Extracted records:
-- START --
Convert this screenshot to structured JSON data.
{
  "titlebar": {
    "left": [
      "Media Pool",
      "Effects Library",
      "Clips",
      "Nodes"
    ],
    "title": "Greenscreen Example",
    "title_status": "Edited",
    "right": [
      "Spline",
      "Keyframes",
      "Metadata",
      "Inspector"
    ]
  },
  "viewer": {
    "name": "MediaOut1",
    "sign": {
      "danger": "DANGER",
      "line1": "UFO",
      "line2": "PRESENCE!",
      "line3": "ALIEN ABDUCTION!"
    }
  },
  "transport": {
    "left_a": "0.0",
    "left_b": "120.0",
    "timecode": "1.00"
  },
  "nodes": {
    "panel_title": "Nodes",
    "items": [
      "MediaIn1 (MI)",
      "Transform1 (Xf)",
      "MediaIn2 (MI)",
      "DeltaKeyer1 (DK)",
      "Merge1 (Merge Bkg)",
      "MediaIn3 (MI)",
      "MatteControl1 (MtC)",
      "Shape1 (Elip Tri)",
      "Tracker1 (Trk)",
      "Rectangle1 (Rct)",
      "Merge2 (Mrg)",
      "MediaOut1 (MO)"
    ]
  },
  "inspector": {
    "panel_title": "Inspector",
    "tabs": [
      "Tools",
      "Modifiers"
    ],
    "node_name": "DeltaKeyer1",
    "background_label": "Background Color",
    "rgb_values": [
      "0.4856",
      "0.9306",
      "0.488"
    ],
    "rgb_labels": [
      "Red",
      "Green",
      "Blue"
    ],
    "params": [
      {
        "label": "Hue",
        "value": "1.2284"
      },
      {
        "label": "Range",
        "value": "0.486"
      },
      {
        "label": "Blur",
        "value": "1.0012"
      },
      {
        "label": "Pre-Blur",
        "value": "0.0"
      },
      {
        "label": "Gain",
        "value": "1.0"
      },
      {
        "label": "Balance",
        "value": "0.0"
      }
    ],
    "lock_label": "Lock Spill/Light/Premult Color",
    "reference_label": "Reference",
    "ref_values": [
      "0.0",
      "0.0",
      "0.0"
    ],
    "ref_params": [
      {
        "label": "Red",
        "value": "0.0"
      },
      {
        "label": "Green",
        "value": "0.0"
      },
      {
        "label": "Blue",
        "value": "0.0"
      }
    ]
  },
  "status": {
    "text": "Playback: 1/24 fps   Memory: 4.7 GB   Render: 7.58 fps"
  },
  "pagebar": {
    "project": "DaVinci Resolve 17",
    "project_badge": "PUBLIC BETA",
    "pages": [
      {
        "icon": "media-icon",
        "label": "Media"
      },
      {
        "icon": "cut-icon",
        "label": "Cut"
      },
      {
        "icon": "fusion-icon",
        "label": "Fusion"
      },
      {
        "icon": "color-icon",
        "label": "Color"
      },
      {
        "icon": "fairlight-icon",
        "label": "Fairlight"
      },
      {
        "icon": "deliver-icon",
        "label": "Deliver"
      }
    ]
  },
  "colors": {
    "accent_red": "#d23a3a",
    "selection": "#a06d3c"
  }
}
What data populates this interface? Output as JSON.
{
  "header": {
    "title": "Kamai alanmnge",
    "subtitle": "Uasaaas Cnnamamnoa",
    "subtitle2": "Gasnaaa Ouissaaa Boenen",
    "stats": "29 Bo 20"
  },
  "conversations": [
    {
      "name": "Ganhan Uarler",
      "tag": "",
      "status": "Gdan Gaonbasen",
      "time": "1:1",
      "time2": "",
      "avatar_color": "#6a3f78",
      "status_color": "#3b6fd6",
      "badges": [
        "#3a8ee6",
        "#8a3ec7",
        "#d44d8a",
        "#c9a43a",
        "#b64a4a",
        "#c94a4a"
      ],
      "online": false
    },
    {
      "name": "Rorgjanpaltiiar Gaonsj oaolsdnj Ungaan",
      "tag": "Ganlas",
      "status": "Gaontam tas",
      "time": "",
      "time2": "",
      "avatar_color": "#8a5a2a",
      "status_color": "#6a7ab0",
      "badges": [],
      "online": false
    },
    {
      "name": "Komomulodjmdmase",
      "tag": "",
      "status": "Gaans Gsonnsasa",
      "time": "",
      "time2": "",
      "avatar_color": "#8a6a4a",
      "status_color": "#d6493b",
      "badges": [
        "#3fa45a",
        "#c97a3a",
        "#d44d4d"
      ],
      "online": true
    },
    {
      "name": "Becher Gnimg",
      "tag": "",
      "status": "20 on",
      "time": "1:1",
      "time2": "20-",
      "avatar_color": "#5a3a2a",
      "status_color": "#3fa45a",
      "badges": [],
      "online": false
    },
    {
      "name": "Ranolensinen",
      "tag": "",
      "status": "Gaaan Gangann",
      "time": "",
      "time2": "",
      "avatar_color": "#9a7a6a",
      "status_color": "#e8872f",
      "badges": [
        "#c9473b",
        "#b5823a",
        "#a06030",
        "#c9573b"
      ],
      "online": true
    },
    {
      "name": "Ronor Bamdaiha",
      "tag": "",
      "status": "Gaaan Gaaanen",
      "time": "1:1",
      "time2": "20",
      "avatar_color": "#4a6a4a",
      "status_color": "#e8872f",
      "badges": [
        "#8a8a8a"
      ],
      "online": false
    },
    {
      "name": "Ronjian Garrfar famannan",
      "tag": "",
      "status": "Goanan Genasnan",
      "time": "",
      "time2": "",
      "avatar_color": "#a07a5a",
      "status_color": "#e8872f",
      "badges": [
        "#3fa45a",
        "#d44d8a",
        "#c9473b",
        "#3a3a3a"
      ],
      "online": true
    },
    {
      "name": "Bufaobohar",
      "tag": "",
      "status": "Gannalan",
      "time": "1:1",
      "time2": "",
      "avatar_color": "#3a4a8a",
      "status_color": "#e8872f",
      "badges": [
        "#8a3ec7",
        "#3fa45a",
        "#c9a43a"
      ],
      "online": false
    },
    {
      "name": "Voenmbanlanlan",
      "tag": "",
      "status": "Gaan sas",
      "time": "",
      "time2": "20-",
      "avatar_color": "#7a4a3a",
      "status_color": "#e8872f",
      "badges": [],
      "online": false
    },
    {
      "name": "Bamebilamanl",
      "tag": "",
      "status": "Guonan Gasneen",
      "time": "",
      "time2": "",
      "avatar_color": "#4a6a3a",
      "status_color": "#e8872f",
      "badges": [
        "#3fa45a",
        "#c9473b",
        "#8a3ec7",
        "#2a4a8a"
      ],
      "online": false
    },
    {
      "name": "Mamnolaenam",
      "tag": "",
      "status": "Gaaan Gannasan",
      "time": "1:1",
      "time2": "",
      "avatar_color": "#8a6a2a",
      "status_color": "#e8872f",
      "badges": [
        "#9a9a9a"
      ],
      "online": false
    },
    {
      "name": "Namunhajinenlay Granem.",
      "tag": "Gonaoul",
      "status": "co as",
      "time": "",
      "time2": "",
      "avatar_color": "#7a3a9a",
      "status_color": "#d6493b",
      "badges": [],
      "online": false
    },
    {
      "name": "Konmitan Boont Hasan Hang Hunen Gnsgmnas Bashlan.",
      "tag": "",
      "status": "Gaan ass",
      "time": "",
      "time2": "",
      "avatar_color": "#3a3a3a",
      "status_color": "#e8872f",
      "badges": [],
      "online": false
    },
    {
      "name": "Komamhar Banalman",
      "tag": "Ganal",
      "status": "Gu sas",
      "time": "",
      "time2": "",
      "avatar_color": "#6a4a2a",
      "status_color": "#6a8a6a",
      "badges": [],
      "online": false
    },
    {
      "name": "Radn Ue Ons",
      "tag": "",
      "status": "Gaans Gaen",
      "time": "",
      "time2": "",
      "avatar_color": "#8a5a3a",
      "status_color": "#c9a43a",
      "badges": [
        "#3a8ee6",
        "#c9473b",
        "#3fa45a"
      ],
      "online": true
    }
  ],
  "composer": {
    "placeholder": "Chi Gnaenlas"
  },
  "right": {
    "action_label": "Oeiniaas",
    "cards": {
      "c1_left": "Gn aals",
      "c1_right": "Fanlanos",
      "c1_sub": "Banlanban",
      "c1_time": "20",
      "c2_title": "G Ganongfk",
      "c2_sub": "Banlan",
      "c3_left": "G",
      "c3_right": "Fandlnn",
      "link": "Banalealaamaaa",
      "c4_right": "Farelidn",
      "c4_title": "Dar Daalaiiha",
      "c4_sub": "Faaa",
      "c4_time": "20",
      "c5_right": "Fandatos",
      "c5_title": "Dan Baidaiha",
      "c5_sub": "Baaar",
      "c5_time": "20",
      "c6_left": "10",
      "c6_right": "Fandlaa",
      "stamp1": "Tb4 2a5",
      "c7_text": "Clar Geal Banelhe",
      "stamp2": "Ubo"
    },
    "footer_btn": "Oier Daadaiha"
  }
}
-- END --
■ **Given instruction**: Using the material above, report each line where "Gaaan" occurs.

■ **Right answer**:
      "status": "Gaaan Gangann",
      "status": "Gaaan Gaaanen",
      "status": "Gaaan Gannasan",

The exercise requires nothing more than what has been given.